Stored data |
------

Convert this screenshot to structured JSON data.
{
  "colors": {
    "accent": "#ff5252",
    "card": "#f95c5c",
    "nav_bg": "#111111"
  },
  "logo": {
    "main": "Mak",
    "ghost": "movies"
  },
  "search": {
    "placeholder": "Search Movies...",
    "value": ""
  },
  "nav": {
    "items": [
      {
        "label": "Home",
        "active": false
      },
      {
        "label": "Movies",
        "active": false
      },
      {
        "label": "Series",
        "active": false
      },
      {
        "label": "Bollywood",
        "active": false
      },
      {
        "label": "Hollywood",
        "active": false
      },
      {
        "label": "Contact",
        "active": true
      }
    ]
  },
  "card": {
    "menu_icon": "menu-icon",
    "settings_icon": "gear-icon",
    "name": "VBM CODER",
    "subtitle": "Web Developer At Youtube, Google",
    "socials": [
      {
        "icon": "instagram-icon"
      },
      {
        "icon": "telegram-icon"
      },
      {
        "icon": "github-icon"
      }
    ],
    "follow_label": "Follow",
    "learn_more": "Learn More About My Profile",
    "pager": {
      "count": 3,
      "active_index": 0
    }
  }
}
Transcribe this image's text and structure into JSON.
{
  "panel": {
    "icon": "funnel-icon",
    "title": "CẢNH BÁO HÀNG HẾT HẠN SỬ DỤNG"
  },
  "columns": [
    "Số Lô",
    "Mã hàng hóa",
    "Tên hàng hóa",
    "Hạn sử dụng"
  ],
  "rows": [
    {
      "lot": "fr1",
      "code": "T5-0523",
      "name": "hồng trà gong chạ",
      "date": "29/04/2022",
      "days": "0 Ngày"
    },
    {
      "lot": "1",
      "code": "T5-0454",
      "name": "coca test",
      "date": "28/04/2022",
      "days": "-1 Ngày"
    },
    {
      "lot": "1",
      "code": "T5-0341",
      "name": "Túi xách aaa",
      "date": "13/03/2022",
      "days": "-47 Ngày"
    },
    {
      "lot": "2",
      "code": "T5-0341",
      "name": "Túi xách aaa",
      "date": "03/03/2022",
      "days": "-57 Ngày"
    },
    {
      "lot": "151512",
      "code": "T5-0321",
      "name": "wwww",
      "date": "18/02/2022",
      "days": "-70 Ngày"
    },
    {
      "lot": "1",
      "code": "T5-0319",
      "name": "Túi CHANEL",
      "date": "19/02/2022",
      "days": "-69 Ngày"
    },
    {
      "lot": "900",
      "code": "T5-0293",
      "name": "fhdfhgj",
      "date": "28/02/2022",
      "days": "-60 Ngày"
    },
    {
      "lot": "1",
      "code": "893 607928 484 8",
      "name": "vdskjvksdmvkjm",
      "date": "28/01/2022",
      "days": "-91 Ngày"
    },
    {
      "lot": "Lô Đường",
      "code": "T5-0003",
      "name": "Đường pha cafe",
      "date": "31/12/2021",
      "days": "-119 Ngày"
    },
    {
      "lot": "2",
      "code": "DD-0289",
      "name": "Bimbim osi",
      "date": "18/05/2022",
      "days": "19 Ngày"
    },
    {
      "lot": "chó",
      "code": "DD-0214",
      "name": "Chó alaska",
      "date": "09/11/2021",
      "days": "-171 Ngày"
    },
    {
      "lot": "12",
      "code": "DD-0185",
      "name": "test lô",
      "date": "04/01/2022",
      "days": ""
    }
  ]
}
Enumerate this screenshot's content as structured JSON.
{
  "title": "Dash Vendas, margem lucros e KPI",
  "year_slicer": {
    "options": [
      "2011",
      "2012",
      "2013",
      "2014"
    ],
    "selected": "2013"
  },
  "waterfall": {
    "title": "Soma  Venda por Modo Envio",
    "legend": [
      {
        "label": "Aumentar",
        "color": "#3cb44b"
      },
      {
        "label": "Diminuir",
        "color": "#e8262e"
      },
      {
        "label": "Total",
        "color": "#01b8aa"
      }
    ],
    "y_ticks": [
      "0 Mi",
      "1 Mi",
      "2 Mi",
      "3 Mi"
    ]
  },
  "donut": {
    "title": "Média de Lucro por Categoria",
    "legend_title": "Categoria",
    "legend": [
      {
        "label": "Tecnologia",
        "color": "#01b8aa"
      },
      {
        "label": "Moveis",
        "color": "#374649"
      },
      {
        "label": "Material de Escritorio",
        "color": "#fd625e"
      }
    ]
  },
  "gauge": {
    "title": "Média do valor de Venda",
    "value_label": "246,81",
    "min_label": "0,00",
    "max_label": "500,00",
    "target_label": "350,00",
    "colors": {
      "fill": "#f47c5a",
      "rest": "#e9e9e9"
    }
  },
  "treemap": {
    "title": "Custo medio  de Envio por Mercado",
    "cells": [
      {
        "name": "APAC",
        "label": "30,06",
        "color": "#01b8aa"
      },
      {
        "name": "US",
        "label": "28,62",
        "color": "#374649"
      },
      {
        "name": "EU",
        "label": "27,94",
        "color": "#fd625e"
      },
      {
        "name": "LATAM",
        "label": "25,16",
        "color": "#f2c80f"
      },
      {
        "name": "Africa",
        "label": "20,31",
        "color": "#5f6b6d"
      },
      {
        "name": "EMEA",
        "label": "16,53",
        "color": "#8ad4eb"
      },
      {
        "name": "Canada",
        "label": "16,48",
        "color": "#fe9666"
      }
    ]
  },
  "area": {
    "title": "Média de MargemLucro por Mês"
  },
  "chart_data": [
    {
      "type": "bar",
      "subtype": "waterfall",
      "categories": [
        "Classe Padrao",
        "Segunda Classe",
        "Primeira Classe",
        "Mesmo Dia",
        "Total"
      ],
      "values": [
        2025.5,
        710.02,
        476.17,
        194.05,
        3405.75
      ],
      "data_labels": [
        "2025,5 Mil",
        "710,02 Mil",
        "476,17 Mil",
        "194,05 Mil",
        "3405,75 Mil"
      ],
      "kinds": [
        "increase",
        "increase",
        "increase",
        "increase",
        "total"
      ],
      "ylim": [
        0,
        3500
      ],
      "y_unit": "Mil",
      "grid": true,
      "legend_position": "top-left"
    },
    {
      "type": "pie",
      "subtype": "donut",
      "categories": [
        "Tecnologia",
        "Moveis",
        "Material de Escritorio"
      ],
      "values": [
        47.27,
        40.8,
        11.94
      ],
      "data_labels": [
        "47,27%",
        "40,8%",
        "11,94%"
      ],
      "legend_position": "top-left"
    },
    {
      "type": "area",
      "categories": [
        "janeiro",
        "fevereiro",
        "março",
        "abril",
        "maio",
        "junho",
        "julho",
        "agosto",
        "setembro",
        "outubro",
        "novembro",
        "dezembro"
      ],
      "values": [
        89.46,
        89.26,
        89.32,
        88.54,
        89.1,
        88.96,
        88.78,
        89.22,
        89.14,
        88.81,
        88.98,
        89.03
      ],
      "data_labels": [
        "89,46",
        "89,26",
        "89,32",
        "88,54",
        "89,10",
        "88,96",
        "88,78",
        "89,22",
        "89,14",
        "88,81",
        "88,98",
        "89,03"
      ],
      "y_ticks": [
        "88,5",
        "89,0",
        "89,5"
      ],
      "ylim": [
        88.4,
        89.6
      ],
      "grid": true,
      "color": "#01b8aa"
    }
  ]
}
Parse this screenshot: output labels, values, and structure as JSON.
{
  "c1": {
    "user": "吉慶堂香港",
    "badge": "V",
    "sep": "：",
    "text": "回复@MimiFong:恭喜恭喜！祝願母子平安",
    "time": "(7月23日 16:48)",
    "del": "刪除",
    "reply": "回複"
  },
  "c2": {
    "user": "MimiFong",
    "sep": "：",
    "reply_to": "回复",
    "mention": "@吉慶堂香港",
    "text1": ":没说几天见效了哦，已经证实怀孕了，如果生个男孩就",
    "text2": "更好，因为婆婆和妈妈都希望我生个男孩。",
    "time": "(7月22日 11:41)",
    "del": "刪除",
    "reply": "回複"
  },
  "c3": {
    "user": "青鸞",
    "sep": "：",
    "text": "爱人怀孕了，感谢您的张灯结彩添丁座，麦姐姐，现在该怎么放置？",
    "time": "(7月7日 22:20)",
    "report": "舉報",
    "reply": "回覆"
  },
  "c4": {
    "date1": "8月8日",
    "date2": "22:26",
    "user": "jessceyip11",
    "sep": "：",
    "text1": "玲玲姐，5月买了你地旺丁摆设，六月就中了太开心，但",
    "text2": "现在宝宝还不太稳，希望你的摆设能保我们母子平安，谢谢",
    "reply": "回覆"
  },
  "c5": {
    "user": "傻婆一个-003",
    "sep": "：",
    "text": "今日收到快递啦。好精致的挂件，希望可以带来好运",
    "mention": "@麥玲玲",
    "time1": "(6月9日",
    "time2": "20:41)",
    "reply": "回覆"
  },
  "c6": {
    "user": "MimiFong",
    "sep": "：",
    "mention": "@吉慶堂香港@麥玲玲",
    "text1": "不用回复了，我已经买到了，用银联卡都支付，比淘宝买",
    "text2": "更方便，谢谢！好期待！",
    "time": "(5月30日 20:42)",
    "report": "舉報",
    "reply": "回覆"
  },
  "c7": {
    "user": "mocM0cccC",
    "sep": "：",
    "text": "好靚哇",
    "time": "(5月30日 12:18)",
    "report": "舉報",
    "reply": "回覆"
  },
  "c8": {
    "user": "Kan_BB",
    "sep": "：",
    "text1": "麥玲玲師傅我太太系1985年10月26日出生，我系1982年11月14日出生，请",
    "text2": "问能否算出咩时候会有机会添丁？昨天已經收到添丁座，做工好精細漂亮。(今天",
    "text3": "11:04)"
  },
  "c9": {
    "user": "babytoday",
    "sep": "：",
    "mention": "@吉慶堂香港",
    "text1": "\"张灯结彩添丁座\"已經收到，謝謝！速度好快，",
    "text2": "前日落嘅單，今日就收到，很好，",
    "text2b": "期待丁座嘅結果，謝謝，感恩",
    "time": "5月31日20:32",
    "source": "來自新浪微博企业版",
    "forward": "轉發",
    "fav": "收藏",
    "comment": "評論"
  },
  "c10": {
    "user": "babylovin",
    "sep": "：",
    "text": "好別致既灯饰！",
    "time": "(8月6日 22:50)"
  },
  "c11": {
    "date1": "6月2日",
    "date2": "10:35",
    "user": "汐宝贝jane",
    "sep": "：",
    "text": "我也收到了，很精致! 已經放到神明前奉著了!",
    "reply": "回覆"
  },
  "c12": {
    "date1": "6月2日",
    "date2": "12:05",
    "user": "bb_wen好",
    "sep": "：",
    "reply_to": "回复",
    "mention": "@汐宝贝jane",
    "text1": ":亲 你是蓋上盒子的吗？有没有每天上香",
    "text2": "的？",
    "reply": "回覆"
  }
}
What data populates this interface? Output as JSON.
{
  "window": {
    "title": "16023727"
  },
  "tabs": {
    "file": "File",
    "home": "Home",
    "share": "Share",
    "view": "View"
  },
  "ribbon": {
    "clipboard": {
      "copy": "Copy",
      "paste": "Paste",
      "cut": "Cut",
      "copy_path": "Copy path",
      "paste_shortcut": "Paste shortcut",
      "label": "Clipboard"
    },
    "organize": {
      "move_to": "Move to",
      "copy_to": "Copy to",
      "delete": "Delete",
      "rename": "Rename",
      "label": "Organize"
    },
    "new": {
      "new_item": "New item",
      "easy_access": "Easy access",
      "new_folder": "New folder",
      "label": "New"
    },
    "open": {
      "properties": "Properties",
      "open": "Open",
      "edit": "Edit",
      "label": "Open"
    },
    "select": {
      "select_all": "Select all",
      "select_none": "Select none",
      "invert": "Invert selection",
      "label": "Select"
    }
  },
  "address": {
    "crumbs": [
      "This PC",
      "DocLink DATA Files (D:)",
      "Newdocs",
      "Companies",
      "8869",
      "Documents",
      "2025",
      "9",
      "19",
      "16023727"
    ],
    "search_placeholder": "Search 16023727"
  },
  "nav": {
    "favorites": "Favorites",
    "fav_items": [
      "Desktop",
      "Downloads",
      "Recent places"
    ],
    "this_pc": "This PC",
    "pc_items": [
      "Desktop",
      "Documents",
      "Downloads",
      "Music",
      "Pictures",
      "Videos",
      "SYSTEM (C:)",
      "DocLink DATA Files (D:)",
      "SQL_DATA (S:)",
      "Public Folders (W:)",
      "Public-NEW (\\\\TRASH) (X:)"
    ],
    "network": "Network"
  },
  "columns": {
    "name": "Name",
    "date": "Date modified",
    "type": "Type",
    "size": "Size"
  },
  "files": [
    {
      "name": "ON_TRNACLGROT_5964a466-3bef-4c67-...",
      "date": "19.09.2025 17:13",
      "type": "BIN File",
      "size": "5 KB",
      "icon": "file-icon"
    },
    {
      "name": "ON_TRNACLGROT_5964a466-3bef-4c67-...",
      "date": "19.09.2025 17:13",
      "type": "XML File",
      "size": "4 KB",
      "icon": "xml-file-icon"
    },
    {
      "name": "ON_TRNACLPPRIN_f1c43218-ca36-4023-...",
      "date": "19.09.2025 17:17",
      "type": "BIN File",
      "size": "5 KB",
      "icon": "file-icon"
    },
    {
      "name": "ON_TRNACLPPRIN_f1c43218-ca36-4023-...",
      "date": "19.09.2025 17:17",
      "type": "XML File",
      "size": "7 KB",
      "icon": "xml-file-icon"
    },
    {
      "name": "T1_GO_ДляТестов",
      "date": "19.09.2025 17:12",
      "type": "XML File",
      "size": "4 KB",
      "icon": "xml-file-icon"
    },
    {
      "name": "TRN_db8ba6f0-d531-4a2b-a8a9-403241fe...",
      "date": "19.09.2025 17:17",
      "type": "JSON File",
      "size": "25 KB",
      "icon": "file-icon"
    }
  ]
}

------

REQUIREMENTS |
Work through the records line by line and tally those with the word "Paste". Report only the total.

RIGHT ANSWER |
2